[INSTRUCTIONS FOR THE TASK] Output every record word for word.

Data records:
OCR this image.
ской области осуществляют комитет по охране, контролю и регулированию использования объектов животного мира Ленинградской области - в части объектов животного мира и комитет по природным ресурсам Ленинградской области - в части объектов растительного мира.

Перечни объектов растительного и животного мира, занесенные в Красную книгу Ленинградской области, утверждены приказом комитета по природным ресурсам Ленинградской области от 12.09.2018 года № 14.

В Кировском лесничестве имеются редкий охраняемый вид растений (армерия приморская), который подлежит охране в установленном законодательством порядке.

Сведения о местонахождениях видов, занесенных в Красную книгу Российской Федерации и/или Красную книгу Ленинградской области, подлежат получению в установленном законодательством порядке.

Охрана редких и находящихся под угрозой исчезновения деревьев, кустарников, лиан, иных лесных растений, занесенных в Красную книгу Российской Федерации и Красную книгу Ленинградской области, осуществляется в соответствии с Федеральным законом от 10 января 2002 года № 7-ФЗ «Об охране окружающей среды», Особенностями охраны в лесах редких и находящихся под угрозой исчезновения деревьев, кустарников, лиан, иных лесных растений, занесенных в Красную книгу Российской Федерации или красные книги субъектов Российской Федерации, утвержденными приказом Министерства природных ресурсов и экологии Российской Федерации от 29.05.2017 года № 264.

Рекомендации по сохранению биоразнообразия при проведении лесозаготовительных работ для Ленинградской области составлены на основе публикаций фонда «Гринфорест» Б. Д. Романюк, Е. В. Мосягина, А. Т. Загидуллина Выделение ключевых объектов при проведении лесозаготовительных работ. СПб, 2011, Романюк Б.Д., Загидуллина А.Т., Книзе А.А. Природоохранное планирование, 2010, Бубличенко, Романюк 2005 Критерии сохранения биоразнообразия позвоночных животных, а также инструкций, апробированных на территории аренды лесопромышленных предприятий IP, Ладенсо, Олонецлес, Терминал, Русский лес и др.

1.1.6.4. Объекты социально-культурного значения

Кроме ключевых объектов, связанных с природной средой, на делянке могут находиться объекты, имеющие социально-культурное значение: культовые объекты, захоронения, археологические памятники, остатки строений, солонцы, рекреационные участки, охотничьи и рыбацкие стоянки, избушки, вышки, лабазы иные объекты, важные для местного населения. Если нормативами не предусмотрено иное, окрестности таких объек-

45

[SOLUTION FOR THIS PROBLEM]
OCR this image.
ской области осуществляют комитет по охране, контролю и регулированию использования объектов животного мира Ленинградской области - в части объектов животного мира и комитет по природным ресурсам Ленинградской области - в части объектов растительного мира.

Перечни объектов растительного и животного мира, занесенные в Красную книгу Ленинградской области, утверждены приказом комитета по природным ресурсам Ленинградской области от 12.09.2018 года № 14.

В Кировском лесничестве имеются редкий охраняемый вид растений (армерия приморская), который подлежит охране в установленном законодательством порядке.

Сведения о местонахождениях видов, занесенных в Красную книгу Российской Федерации и/или Красную книгу Ленинградской области, подлежат получению в установленном законодательством порядке.

Охрана редких и находящихся под угрозой исчезновения деревьев, кустарников, лиан, иных лесных растений, занесенных в Красную книгу Российской Федерации и Красную книгу Ленинградской области, осуществляется в соответствии с Федеральным законом от 10 января 2002 года № 7-ФЗ «Об охране окружающей среды», Особенностями охраны в лесах редких и находящихся под угрозой исчезновения деревьев, кустарников, лиан, иных лесных растений, занесенных в Красную книгу Российской Федерации или красные книги субъектов Российской Федерации, утвержденными приказом Министерства природных ресурсов и экологии Российской Федерации от 29.05.2017 года № 264.

Рекомендации по сохранению биоразнообразия при проведении лесозаготовительных работ для Ленинградской области составлены на основе публикаций фонда «Гринфорест» Б. Д. Романюк, Е. В. Мосягина, А. Т. Загидуллина Выделение ключевых объектов при проведении лесозаготовительных работ. СПб, 2011, Романюк Б.Д., Загидуллина А.Т., Книзе А.А. Природоохранное планирование, 2010, Бубличенко, Романюк 2005 Критерии сохранения биоразнообразия позвоночных животных, а также инструкций, апробированных на территории аренды лесопромышленных предприятий IP, Ладенсо, Олонецлес, Терминал, Русский лес и др.

1.1.6.4. Объекты социально-культурного значения

Кроме ключевых объектов, связанных с природной средой, на делянке могут находиться объекты, имеющие социально-культурное значение: культовые объекты, захоронения, археологические памятники, остатки строений, солонцы, рекреационные участки, охотничьи и рыбацкие стоянки, избушки, вышки, лабазы иные объекты, важные для местного населения. Если нормативами не предусмотрено иное, окрестности таких объек-

45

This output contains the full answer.